>> Start Text block
EP0747566B1

EP0747566B1 - Earth-boring bit having shear-cutting heel elements

Info

Publication number: EP0747566B1
Application number: EP96304207A
Authority: EP
Inventors: Danny E. Scott; Rudolf C.O. Pessier; Matthew R. Isbell; Alain Besson; Nigel Meany
Original assignee: Baker Hughes Inc
Current assignee: Baker Hughes Holdings LLC
Priority date: 1995-06-06
Filing date: 1996-06-06
Publication date: 2003-10-29
Anticipated expiration: 2016-06-06
Also published as: EP0747566A1; US5592995A; DE69630485D1

Description

1. Field of the Invention:

The present invention relates to earth-boring bits of the rolling cutter variety. Specifically, the present invention relates to the cutting structure of earth-boring bits of the rolling cutter variety.

2. Background Information:

The success of rotary drilling enabled the discovery of deep oil and gas reserves. The rotary rock bit was an important invention that made that success possible. Only soft formations could be commercially penetrated but with the earlier drag bit, but the original rolling-cone rock bit invented by Howard R. Hughes, U.S. Patent No. 939,759, drilled the hard caprock at the Spindletop field, near Beaumont Texas, with relative ease.
>> End Text block
>> Start Information supplied
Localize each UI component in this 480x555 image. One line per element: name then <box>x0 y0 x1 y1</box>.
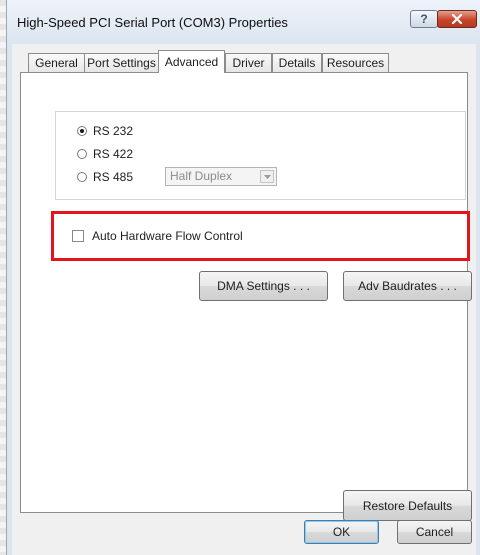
>> End Information supplied
Directions
a - According to the patent text, who invented the original rolling-cone rock bit?
b - Retype the patent text from "Description" up to and including "of earth-boring bits of the rolling cutter variety.".

Results for the exercise
a - Howard R. Hughes

b -
Description

1. Field of the Invention:

The present invention relates to earth-boring bits of the rolling cutter variety. Specifically, the present invention relates to the cutting structure of earth-boring bits of the rolling cutter variety.